GIVEN PROBLEM: Search the data below for the string "Бурмакино". Extract every line that contains it.

SUPPLIED RECORDS:
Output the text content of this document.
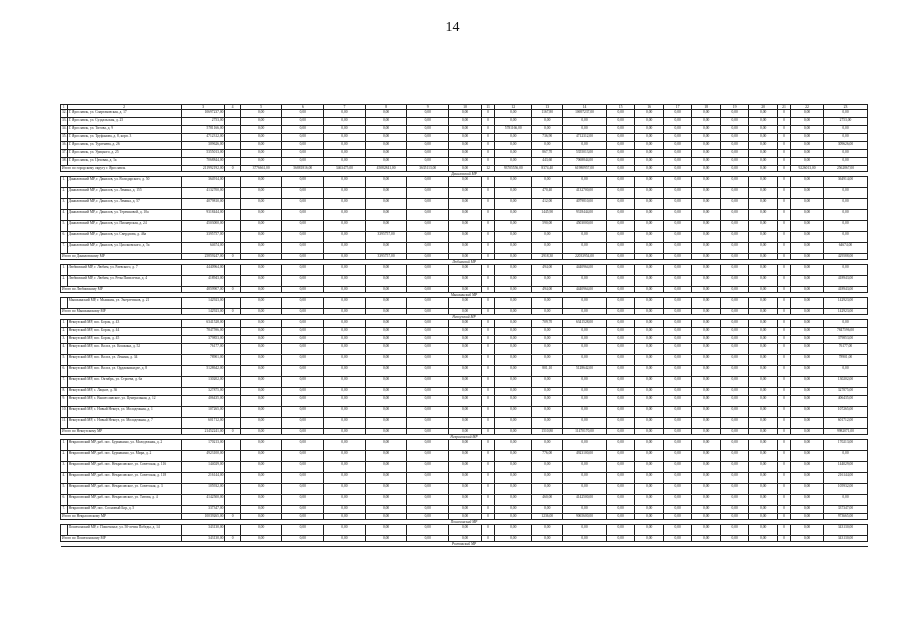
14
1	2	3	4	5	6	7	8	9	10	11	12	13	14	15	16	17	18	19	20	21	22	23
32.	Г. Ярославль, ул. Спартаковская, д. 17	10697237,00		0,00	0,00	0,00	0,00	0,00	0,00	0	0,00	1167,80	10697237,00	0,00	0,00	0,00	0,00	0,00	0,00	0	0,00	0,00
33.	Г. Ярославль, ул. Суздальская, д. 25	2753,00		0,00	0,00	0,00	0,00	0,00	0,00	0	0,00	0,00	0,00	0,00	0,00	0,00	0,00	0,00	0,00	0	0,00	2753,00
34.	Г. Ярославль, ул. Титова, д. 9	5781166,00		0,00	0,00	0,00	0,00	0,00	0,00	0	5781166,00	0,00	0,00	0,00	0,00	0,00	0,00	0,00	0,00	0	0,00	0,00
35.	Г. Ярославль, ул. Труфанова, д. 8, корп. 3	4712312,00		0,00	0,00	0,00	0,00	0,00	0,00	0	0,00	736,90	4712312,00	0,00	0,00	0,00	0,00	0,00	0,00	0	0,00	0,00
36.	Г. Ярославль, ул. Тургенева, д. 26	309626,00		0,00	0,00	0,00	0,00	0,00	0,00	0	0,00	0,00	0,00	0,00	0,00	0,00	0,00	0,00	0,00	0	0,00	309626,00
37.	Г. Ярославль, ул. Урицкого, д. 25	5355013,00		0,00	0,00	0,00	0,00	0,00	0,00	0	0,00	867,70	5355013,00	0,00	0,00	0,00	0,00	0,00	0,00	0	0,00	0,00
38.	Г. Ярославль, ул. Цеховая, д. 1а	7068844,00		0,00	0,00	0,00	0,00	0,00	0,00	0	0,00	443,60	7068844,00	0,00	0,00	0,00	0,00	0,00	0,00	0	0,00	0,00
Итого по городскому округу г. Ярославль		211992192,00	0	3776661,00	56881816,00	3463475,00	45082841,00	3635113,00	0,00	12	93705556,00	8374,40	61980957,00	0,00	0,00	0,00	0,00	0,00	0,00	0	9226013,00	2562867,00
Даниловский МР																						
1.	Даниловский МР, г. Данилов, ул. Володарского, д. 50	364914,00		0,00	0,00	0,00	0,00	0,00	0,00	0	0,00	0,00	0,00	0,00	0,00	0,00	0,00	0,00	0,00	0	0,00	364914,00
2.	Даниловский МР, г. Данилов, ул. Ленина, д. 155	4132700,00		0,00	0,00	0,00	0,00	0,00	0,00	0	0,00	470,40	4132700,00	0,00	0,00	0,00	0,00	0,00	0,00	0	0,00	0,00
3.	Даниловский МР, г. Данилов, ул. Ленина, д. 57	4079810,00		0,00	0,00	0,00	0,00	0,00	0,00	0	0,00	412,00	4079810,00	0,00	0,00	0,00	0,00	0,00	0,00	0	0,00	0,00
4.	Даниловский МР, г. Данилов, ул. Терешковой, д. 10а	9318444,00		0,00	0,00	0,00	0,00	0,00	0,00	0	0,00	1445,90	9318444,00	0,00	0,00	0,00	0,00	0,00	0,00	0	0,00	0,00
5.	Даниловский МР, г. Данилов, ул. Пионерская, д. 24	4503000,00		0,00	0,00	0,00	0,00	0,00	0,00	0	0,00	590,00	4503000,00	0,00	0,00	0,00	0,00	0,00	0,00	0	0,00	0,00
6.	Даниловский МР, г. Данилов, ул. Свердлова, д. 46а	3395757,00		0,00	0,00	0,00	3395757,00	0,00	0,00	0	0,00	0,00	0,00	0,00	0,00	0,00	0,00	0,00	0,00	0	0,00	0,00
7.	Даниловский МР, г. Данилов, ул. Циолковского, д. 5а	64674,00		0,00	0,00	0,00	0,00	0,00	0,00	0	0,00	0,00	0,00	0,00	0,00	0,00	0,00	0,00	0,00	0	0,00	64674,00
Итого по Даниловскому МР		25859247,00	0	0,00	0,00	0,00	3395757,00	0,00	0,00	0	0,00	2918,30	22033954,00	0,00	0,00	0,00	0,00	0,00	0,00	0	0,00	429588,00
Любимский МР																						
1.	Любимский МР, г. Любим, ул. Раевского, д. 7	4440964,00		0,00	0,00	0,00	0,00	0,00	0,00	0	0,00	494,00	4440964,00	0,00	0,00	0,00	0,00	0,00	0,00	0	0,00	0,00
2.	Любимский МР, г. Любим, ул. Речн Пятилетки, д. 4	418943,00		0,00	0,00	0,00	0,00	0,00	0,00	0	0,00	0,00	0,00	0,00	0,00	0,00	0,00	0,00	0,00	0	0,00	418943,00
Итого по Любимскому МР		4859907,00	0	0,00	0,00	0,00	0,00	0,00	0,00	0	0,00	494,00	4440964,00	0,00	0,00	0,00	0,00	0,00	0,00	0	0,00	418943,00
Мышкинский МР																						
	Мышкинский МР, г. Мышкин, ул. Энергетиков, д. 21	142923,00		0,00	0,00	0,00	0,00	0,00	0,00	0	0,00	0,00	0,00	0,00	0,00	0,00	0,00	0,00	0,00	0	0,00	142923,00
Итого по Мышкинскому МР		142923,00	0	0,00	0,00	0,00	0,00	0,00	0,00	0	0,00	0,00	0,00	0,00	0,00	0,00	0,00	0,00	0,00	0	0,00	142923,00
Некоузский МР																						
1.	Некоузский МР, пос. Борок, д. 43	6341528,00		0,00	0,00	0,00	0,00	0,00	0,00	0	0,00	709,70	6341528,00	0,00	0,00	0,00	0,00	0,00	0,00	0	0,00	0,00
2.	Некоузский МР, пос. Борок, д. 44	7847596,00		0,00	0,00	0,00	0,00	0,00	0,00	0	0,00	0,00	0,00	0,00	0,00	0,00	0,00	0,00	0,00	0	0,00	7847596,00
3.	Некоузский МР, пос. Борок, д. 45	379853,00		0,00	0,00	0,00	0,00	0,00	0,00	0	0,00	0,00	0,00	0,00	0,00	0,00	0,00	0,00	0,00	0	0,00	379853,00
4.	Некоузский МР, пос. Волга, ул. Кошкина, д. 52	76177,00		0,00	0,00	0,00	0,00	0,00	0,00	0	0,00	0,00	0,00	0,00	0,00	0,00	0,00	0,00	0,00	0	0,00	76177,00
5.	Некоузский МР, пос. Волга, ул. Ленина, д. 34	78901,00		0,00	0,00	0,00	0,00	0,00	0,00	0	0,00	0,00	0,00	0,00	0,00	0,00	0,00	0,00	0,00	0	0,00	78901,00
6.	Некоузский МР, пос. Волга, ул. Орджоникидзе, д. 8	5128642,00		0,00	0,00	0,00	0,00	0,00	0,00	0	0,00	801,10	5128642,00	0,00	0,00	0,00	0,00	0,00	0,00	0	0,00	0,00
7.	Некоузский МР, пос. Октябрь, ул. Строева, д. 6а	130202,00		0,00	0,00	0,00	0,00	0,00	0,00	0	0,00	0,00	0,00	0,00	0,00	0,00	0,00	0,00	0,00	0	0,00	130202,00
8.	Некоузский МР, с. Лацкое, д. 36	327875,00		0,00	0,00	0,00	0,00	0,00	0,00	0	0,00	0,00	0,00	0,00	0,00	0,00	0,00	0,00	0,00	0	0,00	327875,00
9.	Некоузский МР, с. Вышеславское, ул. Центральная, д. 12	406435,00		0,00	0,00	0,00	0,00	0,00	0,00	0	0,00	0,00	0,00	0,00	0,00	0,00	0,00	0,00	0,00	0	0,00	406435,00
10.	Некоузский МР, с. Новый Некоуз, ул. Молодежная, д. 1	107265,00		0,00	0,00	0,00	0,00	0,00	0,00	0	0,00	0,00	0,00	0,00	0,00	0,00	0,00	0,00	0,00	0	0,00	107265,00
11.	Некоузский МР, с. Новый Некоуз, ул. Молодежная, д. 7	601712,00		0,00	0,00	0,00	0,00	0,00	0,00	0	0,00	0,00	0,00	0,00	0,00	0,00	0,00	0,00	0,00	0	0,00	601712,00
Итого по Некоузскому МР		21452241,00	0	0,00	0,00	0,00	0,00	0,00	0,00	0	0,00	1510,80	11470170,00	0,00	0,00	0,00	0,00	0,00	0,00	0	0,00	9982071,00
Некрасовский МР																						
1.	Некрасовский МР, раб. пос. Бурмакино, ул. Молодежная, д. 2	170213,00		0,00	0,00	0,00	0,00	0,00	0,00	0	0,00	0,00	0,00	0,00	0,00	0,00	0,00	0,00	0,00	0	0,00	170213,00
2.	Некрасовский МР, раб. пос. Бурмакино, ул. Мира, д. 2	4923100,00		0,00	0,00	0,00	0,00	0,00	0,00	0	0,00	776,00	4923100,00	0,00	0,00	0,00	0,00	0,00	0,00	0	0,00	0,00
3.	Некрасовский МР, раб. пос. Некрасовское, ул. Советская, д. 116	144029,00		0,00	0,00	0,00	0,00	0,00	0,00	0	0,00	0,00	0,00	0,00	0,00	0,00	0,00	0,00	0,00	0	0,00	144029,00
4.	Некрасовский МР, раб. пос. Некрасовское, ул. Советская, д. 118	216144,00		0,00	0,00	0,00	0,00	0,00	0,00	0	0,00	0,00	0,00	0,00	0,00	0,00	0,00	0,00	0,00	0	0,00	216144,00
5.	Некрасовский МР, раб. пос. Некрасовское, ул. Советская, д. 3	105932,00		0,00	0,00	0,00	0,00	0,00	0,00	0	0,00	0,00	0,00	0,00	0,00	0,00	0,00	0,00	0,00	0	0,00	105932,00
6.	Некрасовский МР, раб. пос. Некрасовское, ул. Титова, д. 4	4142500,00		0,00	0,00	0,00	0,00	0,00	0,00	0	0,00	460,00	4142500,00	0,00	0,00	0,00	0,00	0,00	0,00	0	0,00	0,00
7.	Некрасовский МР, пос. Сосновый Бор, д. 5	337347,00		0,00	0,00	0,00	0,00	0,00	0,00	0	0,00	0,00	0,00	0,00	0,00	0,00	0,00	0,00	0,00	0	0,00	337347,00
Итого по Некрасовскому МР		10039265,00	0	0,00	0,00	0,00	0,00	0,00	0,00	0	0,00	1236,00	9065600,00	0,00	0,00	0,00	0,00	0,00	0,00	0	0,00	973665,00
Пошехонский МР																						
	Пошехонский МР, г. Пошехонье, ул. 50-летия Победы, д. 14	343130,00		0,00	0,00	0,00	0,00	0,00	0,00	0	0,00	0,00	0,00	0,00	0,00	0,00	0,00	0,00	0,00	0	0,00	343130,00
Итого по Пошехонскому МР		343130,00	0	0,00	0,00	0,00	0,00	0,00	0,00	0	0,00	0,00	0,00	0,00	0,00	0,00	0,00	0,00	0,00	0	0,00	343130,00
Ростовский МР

WRITTEN ANSWER:
1.	Некрасовский МР, раб. пос. Бурмакино, ул. Молодежная, д. 2	170213,00		0,00	0,00	0,00	0,00	0,00	0,00	0	0,00	0,00	0,00	0,00	0,00	0,00	0,00	0,00	0,00	0	0,00	170213,00
2.	Некрасовский МР, раб. пос. Бурмакино, ул. Мира, д. 2	4923100,00		0,00	0,00	0,00	0,00	0,00	0,00	0	0,00	776,00	4923100,00	0,00	0,00	0,00	0,00	0,00	0,00	0	0,00	0,00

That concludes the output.